What needs to be done:
Omit images. Retype all entries verbatim.

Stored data
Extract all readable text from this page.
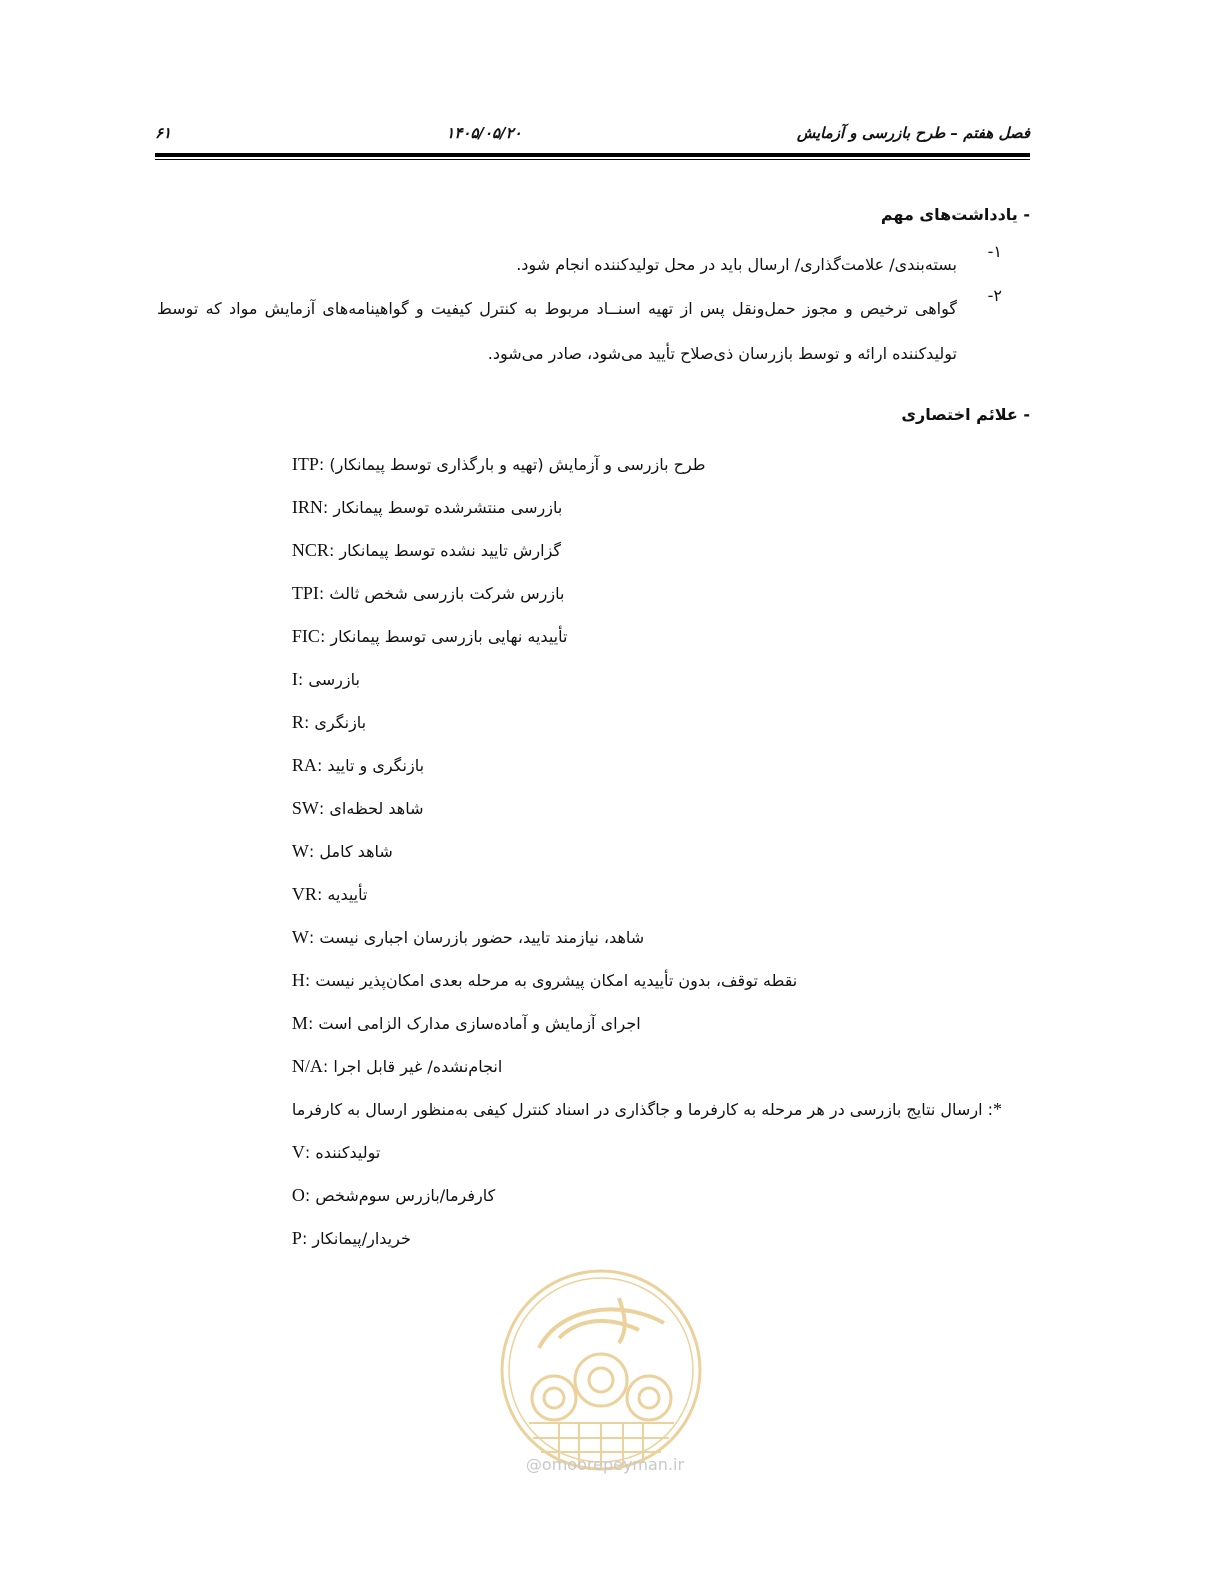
۶۱	۱۴۰۵/۰۵/۲۰	فصل هفتم – طرح بازرسی و آزمایش
- یادداشت‌های مهم
۱-
بسته‌بندی/ علامت‌گذاری/ ارسال باید در محل تولیدکننده انجام شود.
۲-
گواهی ترخیص و مجوز حمل‌ونقل پس از تهیه اسنــاد مربوط به کنترل کیفیت و گواهینامه‌های آزمایش مواد که توسط تولیدکننده ارائه و توسط بازرسان ذی‌صلاح تأیید می‌شود، صادر می‌شود.
- علائم اختصاری
ITP: طرح بازرسی و آزمایش (تهیه و بارگذاری توسط پیمانکار)
IRN: بازرسی منتشرشده توسط پیمانکار
NCR: گزارش تایید نشده توسط پیمانکار
TPI: بازرس شرکت بازرسی شخص ثالث
FIC: تأییدیه نهایی بازرسی توسط پیمانکار
I: بازرسی
R: بازنگری
RA: بازنگری و تایید
SW: شاهد لحظه‌ای
W: شاهد کامل
VR: تأییدیه
W: شاهد، نیازمند تایید، حضور بازرسان اجباری نیست
H: نقطه توقف، بدون تأییدیه امکان پیشروی به مرحله بعدی امکان‌پذیر نیست
M: اجرای آزمایش و آماده‌سازی مدارک الزامی است
N/A: انجام‌نشده/ غیر قابل اجرا
*: ارسال نتایج بازرسی در هر مرحله به کارفرما و جاگذاری در اسناد کنترل کیفی به‌منظور ارسال به کارفرما
V: تولیدکننده
O: کارفرما/بازرس سوم‌شخص
P: خریدار/پیمانکار
@omoorepeyman.ir
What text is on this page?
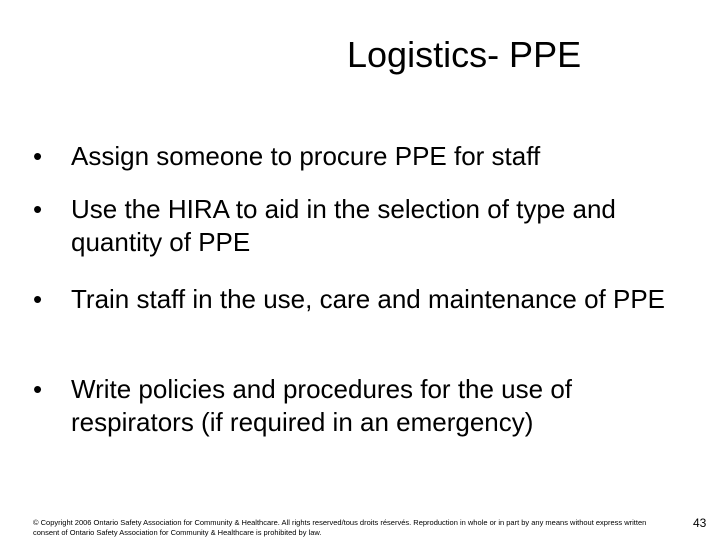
Logistics- PPE
• Assign someone to procure PPE for staff
• Use the HIRA to aid in the selection of type and quantity of PPE
• Train staff in the use, care and maintenance of PPE
• Write policies and procedures for the use of respirators (if required in an emergency)
© Copyright 2006 Ontario Safety Association for Community & Healthcare. All rights reserved/tous droits réservés. Reproduction in whole or in part by any means without express written consent of Ontario Safety Association for Community & Healthcare is prohibited by law.
43
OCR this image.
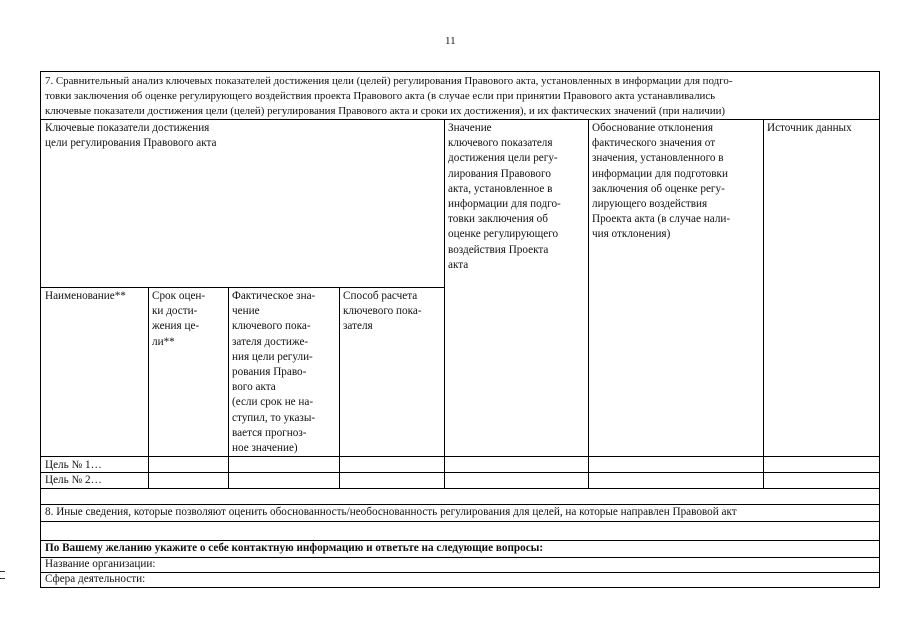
11
7. Сравнительный анализ ключевых показателей достижения цели (целей) регулирования Правового акта, установленных в информации для подго-
товки заключения об оценке регулирующего воздействия проекта Правового акта (в случае если при принятии Правового акта устанавливались
ключевые показатели достижения цели (целей) регулирования Правового акта и сроки их достижения), и их фактических значений (при наличии)
Ключевые показатели достижения
цели регулирования Правового акта
Значение
ключевого показателя
достижения цели регу-
лирования Правового
акта, установленное в
информации для подго-
товки заключения об
оценке регулирующего
воздействия Проекта
акта
Обоснование отклонения
фактического значения от
значения, установленного в
информации для подготовки
заключения об оценке регу-
лирующего воздействия
Проекта акта (в случае нали-
чия отклонения)
Источник данных
Наименование**	Срок оцен-
ки дости-
жения це-
ли**
Фактическое зна-
чение
ключевого пока-
зателя достиже-
ния цели регули-
рования Право-
вого акта
(если срок не на-
ступил, то указы-
вается прогноз-
ное значение)
Способ расчета
ключевого пока-
зателя
Цель № 1…
Цель № 2…
8. Иные сведения, которые позволяют оценить обоснованность/необоснованность регулирования для целей, на которые направлен Правовой акт
По Вашему желанию укажите о себе контактную информацию и ответьте на следующие вопросы:
Название организации:
Сфера деятельности:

Task solution:
Extract all readable text from this page.
۶۱	۱۴۰۵/۰۵/۲۰	فصل هفتم – طرح بازرسی و آزمایش
- یادداشت‌های مهم
۱-
بسته‌بندی/ علامت‌گذاری/ ارسال باید در محل تولیدکننده انجام شود.
۲-
گواهی ترخیص و مجوز حمل‌ونقل پس از تهیه اسنــاد مربوط به کنترل کیفیت و گواهینامه‌های آزمایش مواد که توسط تولیدکننده ارائه و توسط بازرسان ذی‌صلاح تأیید می‌شود، صادر می‌شود.
- علائم اختصاری
ITP: طرح بازرسی و آزمایش (تهیه و بارگذاری توسط پیمانکار)
IRN: بازرسی منتشرشده توسط پیمانکار
NCR: گزارش تایید نشده توسط پیمانکار
TPI: بازرس شرکت بازرسی شخص ثالث
FIC: تأییدیه نهایی بازرسی توسط پیمانکار
I: بازرسی
R: بازنگری
RA: بازنگری و تایید
SW: شاهد لحظه‌ای
W: شاهد کامل
VR: تأییدیه
W: شاهد، نیازمند تایید، حضور بازرسان اجباری نیست
H: نقطه توقف، بدون تأییدیه امکان پیشروی به مرحله بعدی امکان‌پذیر نیست
M: اجرای آزمایش و آماده‌سازی مدارک الزامی است
N/A: انجام‌نشده/ غیر قابل اجرا
*: ارسال نتایج بازرسی در هر مرحله به کارفرما و جاگذاری در اسناد کنترل کیفی به‌منظور ارسال به کارفرما
V: تولیدکننده
O: کارفرما/بازرس سوم‌شخص
P: خریدار/پیمانکار
@omoorepeyman.ir
What text is on this page?
Logistics- PPE
• Assign someone to procure PPE for staff
• Use the HIRA to aid in the selection of type and quantity of PPE
• Train staff in the use, care and maintenance of PPE
• Write policies and procedures for the use of respirators (if required in an emergency)
© Copyright 2006 Ontario Safety Association for Community & Healthcare. All rights reserved/tous droits réservés. Reproduction in whole or in part by any means without express written consent of Ontario Safety Association for Community & Healthcare is prohibited by law.
43
OCR this image.
11
7. Сравнительный анализ ключевых показателей достижения цели (целей) регулирования Правового акта, установленных в информации для подго-
товки заключения об оценке регулирующего воздействия проекта Правового акта (в случае если при принятии Правового акта устанавливались
ключевые показатели достижения цели (целей) регулирования Правового акта и сроки их достижения), и их фактических значений (при наличии)
Ключевые показатели достижения
цели регулирования Правового акта
Значение
ключевого показателя
достижения цели регу-
лирования Правового
акта, установленное в
информации для подго-
товки заключения об
оценке регулирующего
воздействия Проекта
акта
Обоснование отклонения
фактического значения от
значения, установленного в
информации для подготовки
заключения об оценке регу-
лирующего воздействия
Проекта акта (в случае нали-
чия отклонения)
Источник данных
Наименование**	Срок оцен-
ки дости-
жения це-
ли**
Фактическое зна-
чение
ключевого пока-
зателя достиже-
ния цели регули-
рования Право-
вого акта
(если срок не на-
ступил, то указы-
вается прогноз-
ное значение)
Способ расчета
ключевого пока-
зателя
Цель № 1…
Цель № 2…
8. Иные сведения, которые позволяют оценить обоснованность/необоснованность регулирования для целей, на которые направлен Правовой акт
По Вашему желанию укажите о себе контактную информацию и ответьте на следующие вопросы:
Название организации:
Сфера деятельности:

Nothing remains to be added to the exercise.